Stored data entries
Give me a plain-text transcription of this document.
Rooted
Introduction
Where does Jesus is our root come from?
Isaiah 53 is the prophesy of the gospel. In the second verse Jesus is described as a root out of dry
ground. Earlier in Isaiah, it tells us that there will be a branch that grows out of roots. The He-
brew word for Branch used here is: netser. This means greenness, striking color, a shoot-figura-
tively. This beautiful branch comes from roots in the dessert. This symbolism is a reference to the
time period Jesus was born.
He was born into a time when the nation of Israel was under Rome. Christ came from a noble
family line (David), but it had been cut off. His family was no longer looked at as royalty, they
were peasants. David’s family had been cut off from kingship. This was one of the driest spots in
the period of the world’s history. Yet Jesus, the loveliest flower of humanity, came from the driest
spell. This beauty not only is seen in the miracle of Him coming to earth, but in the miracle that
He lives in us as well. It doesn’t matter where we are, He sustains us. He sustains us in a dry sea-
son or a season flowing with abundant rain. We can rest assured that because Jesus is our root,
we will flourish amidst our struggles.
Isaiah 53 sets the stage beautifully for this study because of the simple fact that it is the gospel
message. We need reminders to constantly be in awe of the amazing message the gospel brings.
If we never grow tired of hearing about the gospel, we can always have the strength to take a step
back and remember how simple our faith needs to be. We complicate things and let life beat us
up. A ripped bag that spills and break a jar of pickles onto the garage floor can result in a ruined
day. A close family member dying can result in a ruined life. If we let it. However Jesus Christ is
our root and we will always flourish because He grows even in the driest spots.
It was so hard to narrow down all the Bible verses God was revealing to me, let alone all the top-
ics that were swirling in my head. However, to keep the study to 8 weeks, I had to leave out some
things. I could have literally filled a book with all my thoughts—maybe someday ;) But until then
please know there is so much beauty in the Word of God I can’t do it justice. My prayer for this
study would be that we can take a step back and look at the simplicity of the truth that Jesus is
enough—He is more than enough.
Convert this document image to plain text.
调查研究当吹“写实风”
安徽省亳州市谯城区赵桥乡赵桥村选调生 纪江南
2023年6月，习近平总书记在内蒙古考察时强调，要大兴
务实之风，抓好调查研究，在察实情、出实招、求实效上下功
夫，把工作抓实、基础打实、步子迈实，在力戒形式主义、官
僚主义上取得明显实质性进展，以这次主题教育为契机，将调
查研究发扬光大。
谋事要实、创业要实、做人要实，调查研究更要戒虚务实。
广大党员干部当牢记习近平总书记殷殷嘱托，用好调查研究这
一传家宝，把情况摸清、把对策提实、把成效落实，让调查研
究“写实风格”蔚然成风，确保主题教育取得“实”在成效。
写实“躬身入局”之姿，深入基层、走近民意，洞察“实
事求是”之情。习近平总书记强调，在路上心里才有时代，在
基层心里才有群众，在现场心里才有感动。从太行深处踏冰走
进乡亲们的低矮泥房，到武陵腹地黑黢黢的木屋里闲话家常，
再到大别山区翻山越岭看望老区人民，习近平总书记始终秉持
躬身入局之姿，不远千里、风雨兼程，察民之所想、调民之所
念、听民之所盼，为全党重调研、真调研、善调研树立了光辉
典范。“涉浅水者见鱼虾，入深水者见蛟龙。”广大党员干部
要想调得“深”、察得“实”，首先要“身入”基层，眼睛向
...
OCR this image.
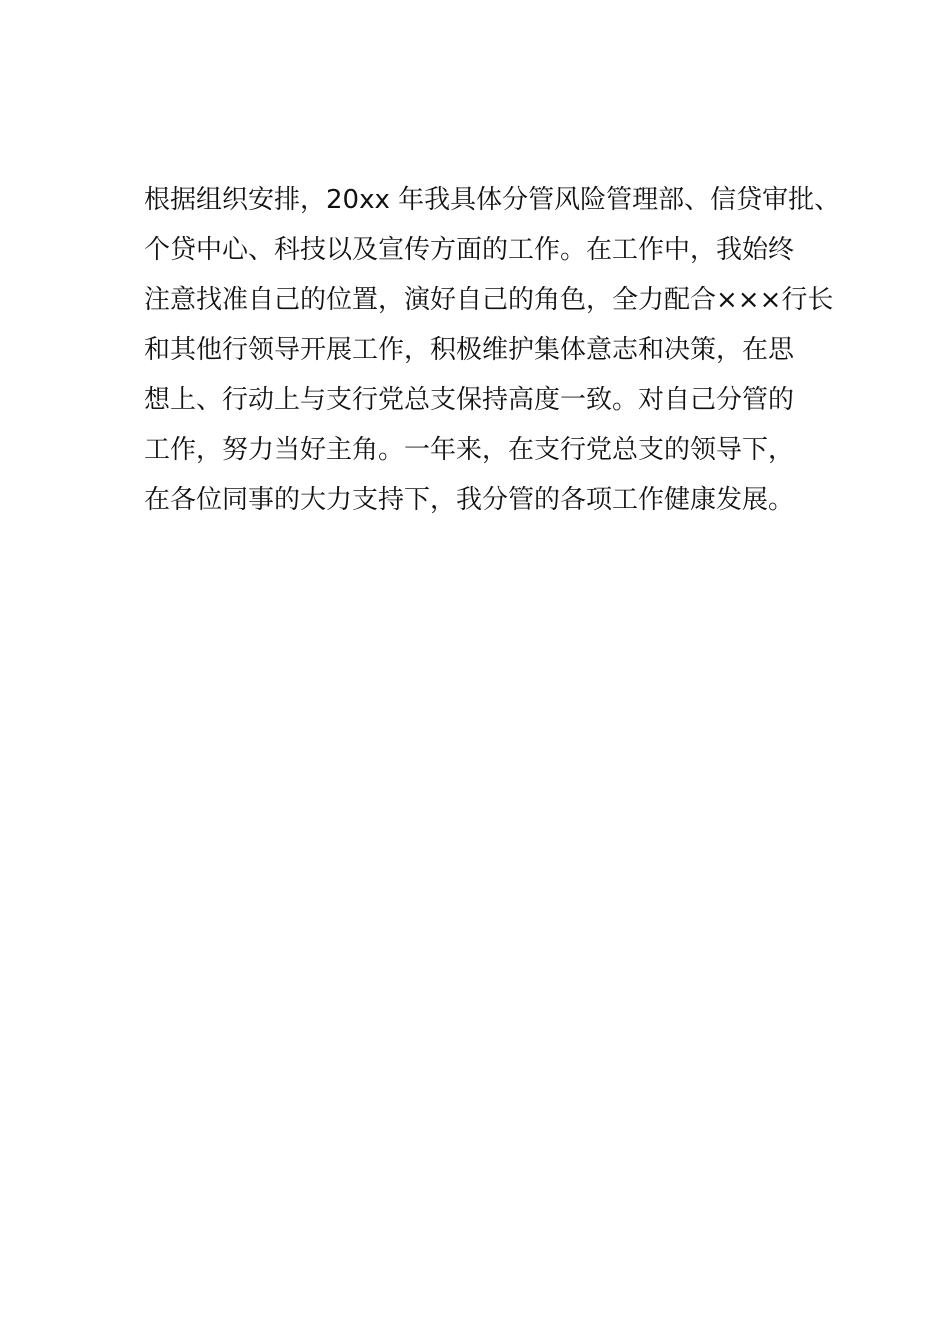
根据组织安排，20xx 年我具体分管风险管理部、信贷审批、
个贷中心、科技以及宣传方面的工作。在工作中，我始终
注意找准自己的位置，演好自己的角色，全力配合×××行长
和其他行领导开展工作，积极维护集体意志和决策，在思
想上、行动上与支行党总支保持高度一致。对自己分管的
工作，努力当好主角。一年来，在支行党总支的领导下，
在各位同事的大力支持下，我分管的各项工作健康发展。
...
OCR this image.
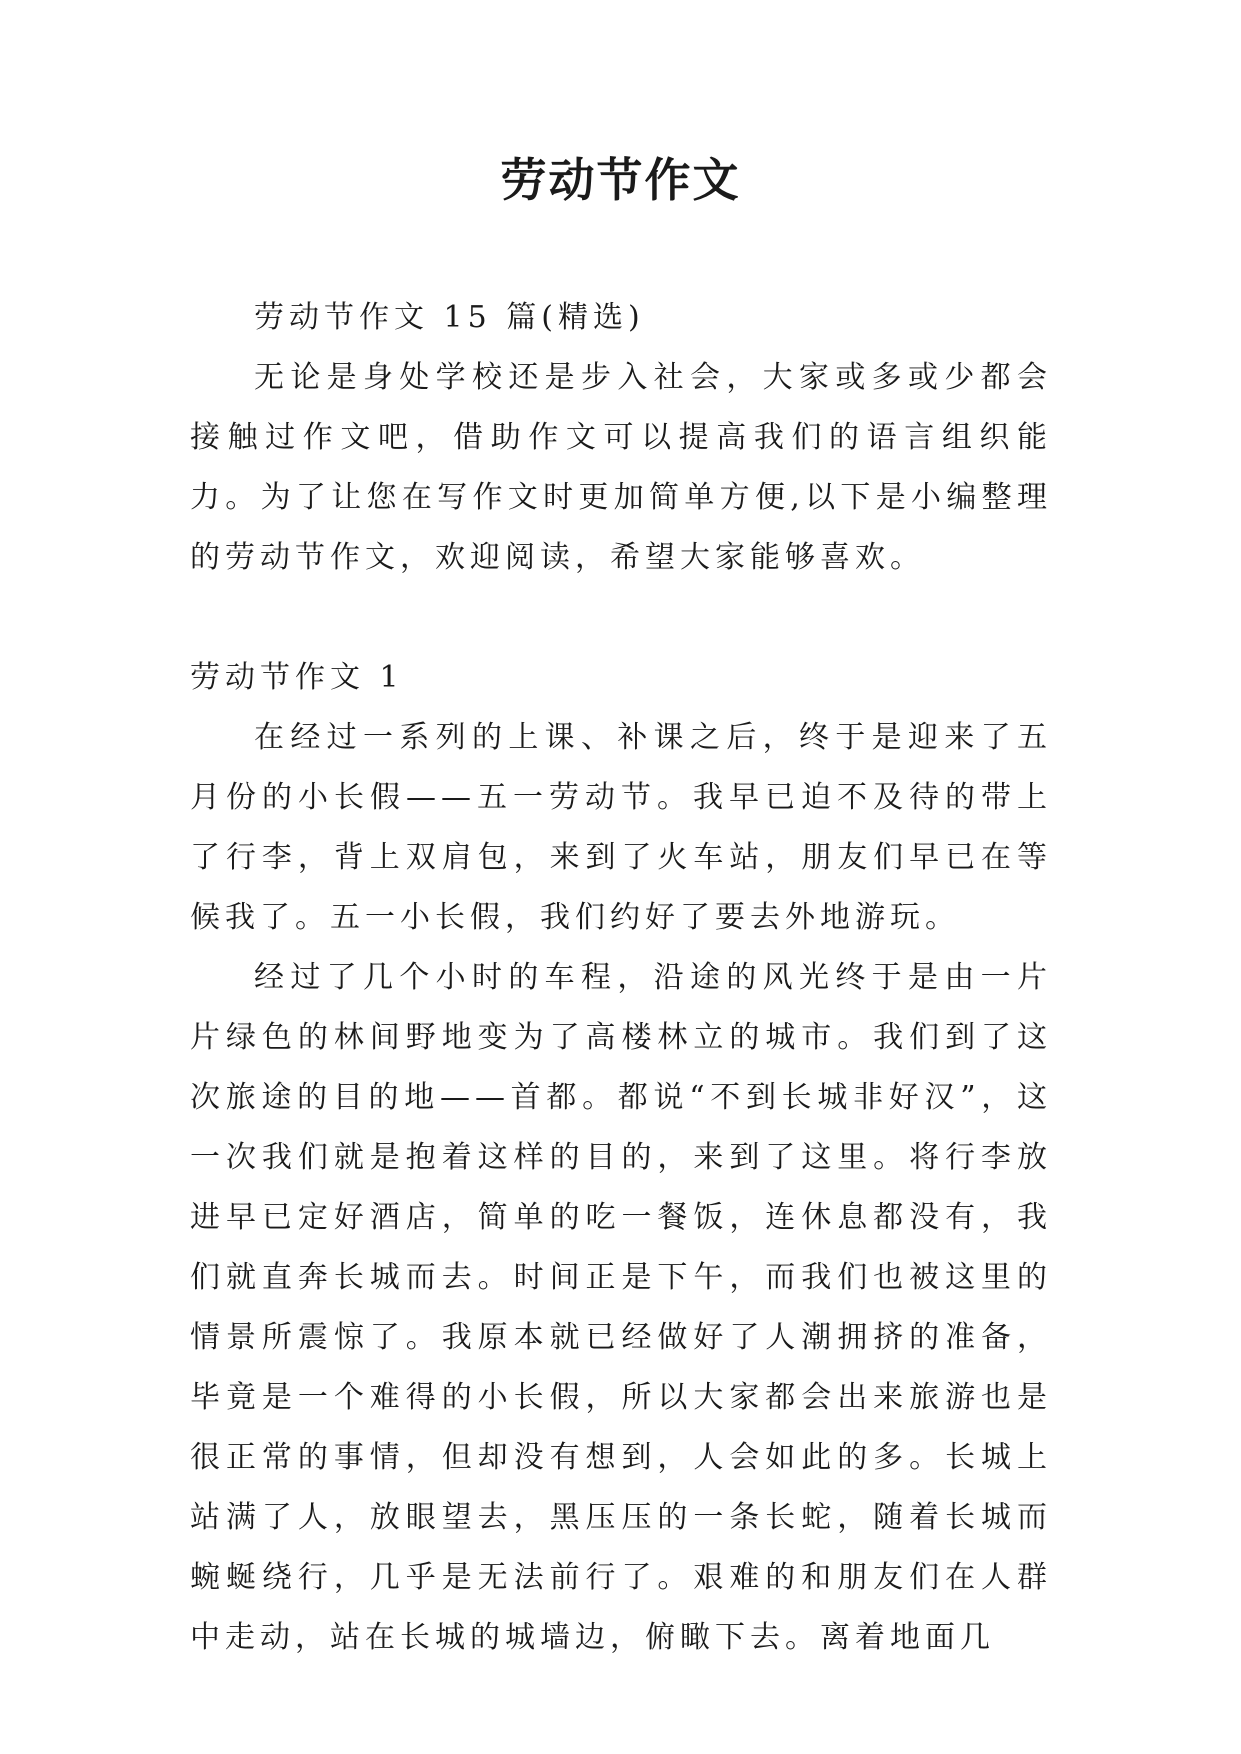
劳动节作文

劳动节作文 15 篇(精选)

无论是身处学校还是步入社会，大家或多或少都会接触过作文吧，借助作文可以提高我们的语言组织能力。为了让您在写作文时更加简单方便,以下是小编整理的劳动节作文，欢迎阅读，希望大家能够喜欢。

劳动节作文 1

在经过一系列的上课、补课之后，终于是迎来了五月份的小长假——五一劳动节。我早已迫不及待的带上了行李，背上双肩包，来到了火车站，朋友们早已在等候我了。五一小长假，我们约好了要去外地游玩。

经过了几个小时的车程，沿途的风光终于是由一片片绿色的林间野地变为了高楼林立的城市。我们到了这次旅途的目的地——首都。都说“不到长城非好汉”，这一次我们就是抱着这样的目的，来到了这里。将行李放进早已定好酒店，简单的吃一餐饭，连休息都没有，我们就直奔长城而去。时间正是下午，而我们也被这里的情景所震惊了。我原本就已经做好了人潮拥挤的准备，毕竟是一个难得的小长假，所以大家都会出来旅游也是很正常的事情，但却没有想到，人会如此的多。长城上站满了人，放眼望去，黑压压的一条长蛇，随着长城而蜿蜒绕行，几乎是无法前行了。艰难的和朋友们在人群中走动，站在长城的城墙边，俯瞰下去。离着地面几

(Problem)
Search the lines for the string "text" and copy every line that has it.

(Task output)
Give me a plain-text transcription of this document.
Convert this document image to plain text.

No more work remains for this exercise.